### Your goal:
Your task is to copy every line of the records below that contains "tshirt".

=== Supplied records ===

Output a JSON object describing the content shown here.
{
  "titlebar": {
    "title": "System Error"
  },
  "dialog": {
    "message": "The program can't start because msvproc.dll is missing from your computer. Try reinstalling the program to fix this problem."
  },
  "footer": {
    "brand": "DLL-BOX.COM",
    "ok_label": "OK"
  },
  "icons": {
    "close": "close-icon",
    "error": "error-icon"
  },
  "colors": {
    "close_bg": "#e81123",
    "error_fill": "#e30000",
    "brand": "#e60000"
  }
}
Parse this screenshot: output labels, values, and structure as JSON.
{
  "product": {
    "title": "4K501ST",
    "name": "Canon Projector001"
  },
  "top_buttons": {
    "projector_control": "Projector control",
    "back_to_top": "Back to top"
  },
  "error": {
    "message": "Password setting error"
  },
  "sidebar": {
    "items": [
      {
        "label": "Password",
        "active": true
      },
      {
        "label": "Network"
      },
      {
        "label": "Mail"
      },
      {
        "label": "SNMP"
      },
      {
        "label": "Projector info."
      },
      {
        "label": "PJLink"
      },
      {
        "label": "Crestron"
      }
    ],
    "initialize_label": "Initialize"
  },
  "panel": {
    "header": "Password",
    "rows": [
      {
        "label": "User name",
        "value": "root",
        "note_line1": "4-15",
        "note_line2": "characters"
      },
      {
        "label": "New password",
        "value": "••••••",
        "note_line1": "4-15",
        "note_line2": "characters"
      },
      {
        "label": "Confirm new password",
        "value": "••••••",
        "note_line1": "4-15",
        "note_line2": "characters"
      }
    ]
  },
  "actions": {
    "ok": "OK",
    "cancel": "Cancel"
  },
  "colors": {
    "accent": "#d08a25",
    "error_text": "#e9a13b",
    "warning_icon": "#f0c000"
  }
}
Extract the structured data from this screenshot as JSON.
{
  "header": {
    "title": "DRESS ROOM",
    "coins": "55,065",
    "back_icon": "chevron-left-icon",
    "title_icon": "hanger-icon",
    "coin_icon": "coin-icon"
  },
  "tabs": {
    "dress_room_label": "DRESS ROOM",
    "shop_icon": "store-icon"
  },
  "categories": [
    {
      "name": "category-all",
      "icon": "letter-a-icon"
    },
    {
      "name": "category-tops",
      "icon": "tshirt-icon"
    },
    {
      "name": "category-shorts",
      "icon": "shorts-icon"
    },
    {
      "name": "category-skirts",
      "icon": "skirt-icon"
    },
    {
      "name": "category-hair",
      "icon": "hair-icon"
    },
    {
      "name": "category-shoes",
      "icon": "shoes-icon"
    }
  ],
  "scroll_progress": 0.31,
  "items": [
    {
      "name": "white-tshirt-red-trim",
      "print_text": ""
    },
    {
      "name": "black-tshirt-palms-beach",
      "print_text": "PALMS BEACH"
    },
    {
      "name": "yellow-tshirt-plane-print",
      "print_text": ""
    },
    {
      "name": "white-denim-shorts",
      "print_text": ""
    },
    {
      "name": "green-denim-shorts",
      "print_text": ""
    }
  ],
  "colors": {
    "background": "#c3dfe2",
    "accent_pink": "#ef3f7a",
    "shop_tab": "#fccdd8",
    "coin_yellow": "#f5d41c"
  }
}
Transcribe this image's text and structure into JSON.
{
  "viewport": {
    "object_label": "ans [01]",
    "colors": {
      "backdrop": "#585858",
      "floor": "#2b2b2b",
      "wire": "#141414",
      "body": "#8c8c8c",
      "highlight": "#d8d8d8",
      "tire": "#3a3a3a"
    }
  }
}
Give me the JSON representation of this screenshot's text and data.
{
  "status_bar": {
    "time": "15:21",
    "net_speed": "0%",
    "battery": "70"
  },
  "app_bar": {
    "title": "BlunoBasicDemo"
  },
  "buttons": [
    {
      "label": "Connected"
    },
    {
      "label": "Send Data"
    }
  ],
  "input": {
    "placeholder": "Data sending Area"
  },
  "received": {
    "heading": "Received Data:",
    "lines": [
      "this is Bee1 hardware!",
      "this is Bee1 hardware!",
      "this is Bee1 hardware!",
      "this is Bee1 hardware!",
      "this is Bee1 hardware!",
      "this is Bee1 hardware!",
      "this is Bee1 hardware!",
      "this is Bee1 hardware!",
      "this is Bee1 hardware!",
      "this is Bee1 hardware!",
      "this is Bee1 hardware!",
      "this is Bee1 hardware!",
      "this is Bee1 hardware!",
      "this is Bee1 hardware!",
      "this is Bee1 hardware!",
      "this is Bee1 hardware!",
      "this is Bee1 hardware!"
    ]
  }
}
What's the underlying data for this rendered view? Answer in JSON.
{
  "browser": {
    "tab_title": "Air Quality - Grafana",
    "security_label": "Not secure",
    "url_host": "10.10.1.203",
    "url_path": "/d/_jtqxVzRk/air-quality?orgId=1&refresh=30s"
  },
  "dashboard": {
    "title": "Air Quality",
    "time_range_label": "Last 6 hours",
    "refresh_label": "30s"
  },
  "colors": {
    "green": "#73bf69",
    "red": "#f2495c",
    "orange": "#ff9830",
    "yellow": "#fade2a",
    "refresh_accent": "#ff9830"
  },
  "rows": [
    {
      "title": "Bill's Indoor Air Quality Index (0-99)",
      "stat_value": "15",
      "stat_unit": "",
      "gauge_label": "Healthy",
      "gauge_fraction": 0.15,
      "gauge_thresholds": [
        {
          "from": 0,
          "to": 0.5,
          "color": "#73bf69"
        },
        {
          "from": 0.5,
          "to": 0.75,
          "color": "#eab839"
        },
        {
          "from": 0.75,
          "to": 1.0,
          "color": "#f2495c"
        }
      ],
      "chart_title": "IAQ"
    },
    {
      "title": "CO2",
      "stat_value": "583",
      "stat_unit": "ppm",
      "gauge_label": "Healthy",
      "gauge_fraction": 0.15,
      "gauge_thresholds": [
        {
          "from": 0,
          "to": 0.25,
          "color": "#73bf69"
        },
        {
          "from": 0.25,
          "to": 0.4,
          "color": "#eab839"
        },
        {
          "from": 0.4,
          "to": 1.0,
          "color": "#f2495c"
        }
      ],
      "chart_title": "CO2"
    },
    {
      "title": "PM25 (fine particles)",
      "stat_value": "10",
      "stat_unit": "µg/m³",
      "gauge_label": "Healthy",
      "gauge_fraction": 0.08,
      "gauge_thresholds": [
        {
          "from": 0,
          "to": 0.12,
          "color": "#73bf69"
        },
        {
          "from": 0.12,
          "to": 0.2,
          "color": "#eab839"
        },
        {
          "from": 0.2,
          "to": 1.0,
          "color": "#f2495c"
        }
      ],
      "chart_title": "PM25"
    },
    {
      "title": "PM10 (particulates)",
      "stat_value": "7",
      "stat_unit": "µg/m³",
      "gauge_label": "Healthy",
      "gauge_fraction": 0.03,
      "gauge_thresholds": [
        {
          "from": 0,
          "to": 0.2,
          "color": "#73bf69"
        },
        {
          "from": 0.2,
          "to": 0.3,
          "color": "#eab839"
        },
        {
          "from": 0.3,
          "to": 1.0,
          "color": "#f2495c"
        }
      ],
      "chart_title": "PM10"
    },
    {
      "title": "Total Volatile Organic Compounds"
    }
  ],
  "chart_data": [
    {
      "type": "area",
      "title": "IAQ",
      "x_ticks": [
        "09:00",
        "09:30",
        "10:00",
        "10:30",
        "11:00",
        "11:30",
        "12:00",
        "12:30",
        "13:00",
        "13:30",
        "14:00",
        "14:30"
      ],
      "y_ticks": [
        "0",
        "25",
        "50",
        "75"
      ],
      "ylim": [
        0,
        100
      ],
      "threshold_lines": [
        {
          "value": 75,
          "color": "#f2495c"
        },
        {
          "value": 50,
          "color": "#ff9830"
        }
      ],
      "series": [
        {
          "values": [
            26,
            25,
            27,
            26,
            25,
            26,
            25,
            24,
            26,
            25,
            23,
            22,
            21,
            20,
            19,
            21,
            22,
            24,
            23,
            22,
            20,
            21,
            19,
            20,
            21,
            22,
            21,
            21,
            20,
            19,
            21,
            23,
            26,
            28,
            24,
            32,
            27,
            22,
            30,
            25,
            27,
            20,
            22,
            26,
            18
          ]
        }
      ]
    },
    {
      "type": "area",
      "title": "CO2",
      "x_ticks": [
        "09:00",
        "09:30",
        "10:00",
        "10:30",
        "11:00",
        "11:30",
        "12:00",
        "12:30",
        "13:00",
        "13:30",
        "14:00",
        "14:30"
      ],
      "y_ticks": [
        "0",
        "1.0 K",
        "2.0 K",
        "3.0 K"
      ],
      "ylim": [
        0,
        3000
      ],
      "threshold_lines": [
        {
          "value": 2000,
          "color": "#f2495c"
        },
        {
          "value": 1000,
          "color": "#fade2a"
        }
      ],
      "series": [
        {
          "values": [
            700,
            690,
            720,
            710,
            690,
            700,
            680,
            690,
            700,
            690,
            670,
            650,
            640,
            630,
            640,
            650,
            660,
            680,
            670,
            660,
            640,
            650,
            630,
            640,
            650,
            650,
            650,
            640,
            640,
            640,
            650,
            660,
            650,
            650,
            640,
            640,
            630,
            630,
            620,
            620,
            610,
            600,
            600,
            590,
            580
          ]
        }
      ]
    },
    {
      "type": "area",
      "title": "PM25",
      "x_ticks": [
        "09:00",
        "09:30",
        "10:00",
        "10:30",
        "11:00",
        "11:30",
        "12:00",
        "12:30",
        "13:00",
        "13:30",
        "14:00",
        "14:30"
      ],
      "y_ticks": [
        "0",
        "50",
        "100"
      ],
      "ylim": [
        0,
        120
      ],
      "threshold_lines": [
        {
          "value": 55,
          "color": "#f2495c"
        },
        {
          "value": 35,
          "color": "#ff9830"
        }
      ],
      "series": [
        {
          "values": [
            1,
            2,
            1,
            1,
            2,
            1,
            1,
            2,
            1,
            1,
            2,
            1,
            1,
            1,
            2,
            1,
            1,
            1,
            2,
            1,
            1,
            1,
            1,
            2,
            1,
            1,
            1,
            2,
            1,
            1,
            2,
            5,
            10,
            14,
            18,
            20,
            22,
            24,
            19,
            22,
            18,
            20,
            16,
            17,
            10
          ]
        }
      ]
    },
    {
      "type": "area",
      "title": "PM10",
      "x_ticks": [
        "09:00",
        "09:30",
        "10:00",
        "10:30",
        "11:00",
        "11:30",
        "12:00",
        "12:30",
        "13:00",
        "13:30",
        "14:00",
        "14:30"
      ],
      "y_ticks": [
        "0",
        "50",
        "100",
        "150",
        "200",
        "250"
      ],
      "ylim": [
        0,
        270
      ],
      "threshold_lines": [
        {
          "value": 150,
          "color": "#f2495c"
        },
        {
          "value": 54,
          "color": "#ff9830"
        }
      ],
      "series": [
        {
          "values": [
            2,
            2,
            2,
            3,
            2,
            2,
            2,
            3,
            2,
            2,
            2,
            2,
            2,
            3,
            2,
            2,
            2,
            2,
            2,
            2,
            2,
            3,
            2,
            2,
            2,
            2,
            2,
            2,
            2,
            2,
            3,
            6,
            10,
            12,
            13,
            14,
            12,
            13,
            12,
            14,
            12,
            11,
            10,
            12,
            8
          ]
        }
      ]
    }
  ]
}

===

### Output below:
      "icon": "tshirt-icon"
      "name": "white-tshirt-red-trim",
      "name": "black-tshirt-palms-beach",
      "name": "yellow-tshirt-plane-print",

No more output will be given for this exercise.